| Excerpted records |
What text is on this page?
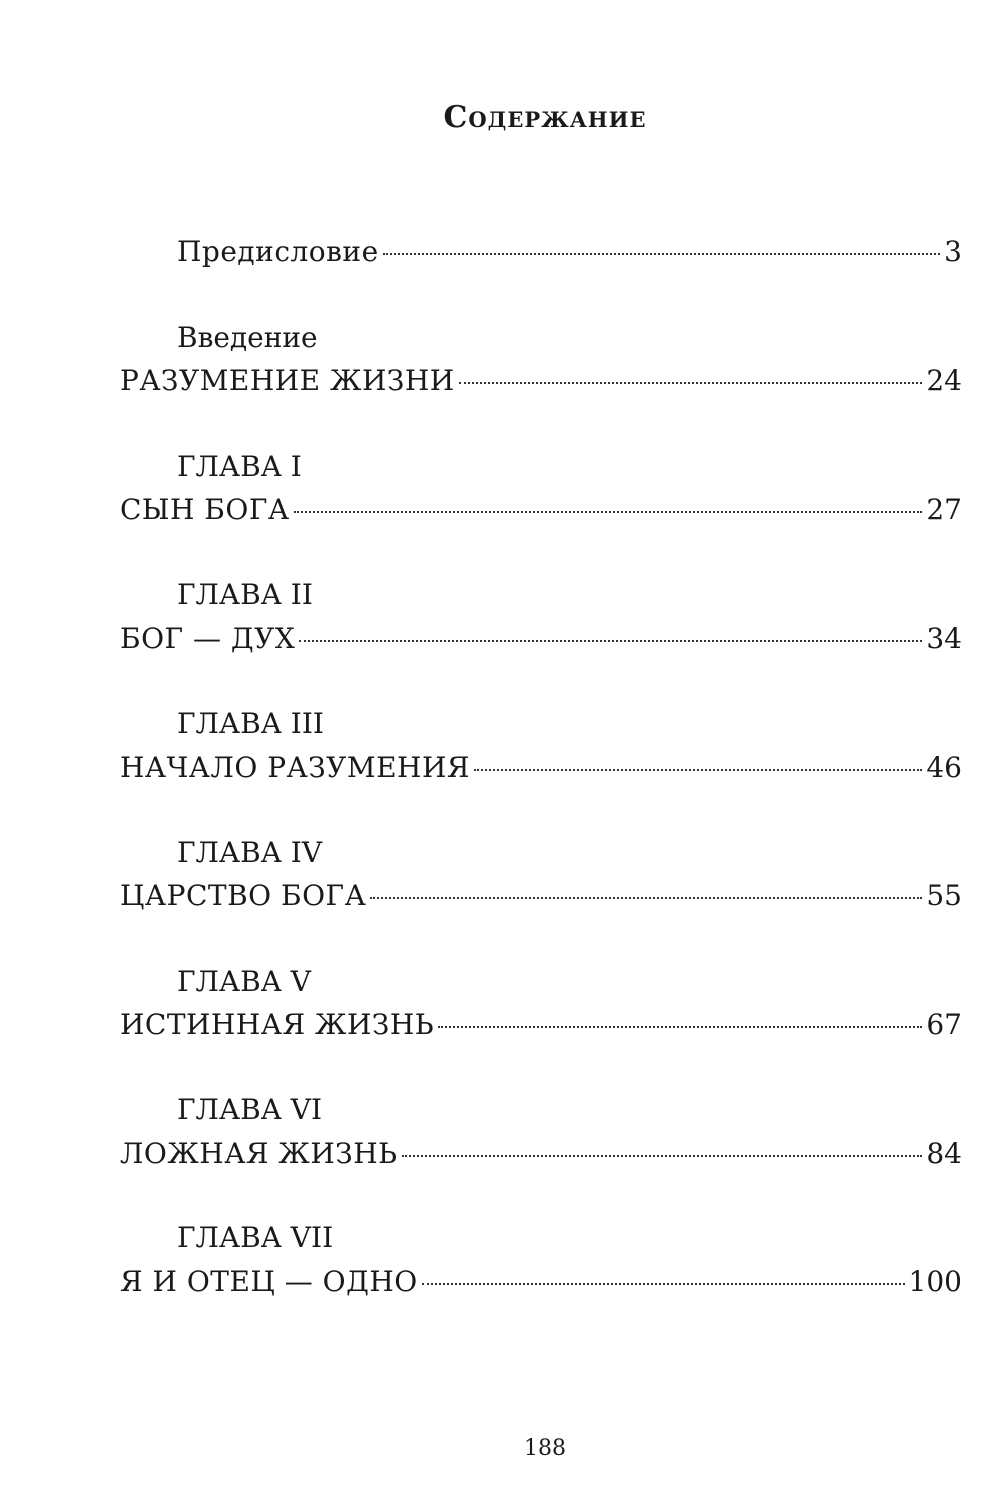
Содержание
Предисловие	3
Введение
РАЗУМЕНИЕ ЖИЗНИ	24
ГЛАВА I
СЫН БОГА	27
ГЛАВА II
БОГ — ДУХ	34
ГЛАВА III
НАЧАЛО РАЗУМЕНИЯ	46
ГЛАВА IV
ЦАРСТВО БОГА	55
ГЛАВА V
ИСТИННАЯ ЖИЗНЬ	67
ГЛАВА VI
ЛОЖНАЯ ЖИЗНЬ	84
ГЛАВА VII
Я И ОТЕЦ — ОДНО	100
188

| What to do |
Except for the pictures, give all the material above again verbatim.

| The reply |
What text is on this page?
Содержание
Предисловие	3
Введение
РАЗУМЕНИЕ ЖИЗНИ	24
ГЛАВА I
СЫН БОГА	27
ГЛАВА II
БОГ — ДУХ	34
ГЛАВА III
НАЧАЛО РАЗУМЕНИЯ	46
ГЛАВА IV
ЦАРСТВО БОГА	55
ГЛАВА V
ИСТИННАЯ ЖИЗНЬ	67
ГЛАВА VI
ЛОЖНАЯ ЖИЗНЬ	84
ГЛАВА VII
Я И ОТЕЦ — ОДНО	100
188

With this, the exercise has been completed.